Task requirements.
Give every line below again, exactly.

Records provided.

++++++++

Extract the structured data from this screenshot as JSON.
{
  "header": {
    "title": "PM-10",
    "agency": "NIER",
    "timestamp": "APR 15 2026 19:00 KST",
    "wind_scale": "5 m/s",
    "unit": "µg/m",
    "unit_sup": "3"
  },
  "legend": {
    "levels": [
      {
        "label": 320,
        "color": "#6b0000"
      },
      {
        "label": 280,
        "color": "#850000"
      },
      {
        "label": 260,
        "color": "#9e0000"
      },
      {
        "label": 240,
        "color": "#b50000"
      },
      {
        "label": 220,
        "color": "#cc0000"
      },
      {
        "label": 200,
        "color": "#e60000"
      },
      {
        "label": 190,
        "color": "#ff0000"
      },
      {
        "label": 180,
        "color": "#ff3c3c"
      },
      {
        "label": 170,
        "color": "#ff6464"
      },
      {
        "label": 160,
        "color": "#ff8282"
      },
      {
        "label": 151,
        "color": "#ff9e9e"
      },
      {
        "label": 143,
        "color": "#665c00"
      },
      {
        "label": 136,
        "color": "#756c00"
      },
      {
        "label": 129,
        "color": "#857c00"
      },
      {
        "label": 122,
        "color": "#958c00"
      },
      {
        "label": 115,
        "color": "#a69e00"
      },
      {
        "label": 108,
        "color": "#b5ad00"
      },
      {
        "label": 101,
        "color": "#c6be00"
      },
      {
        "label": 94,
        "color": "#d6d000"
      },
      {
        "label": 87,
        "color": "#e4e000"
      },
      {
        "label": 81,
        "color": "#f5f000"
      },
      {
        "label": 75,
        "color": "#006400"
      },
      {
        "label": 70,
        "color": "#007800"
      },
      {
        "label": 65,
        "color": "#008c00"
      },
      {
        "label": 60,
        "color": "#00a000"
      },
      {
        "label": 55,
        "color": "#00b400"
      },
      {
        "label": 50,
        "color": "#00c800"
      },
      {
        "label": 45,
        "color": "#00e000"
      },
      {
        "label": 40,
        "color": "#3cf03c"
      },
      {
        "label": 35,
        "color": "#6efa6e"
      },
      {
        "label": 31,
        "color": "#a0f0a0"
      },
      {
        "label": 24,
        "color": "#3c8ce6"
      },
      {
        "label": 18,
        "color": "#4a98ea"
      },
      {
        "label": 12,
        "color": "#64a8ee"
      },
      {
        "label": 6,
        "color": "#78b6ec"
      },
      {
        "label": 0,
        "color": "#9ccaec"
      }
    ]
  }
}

++++++++

The completed task.
Extract the structured data from this screenshot as JSON.
{
  "header": {
    "title": "PM-10",
    "agency": "NIER",
    "timestamp": "APR 15 2026 19:00 KST",
    "wind_scale": "5 m/s",
    "unit": "µg/m",
    "unit_sup": "3"
  },
  "legend": {
    "levels": [
      {
        "label": 320,
        "color": "#6b0000"
      },
      {
        "label": 280,
        "color": "#850000"
      },
      {
        "label": 260,
        "color": "#9e0000"
      },
      {
        "label": 240,
        "color": "#b50000"
      },
      {
        "label": 220,
        "color": "#cc0000"
      },
      {
        "label": 200,
        "color": "#e60000"
      },
      {
        "label": 190,
        "color": "#ff0000"
      },
      {
        "label": 180,
        "color": "#ff3c3c"
      },
      {
        "label": 170,
        "color": "#ff6464"
      },
      {
        "label": 160,
        "color": "#ff8282"
      },
      {
        "label": 151,
        "color": "#ff9e9e"
      },
      {
        "label": 143,
        "color": "#665c00"
      },
      {
        "label": 136,
        "color": "#756c00"
      },
      {
        "label": 129,
        "color": "#857c00"
      },
      {
        "label": 122,
        "color": "#958c00"
      },
      {
        "label": 115,
        "color": "#a69e00"
      },
      {
        "label": 108,
        "color": "#b5ad00"
      },
      {
        "label": 101,
        "color": "#c6be00"
      },
      {
        "label": 94,
        "color": "#d6d000"
      },
      {
        "label": 87,
        "color": "#e4e000"
      },
      {
        "label": 81,
        "color": "#f5f000"
      },
      {
        "label": 75,
        "color": "#006400"
      },
      {
        "label": 70,
        "color": "#007800"
      },
      {
        "label": 65,
        "color": "#008c00"
      },
      {
        "label": 60,
        "color": "#00a000"
      },
      {
        "label": 55,
        "color": "#00b400"
      },
      {
        "label": 50,
        "color": "#00c800"
      },
      {
        "label": 45,
        "color": "#00e000"
      },
      {
        "label": 40,
        "color": "#3cf03c"
      },
      {
        "label": 35,
        "color": "#6efa6e"
      },
      {
        "label": 31,
        "color": "#a0f0a0"
      },
      {
        "label": 24,
        "color": "#3c8ce6"
      },
      {
        "label": 18,
        "color": "#4a98ea"
      },
      {
        "label": 12,
        "color": "#64a8ee"
      },
      {
        "label": 6,
        "color": "#78b6ec"
      },
      {
        "label": 0,
        "color": "#9ccaec"
      }
    ]
  }
}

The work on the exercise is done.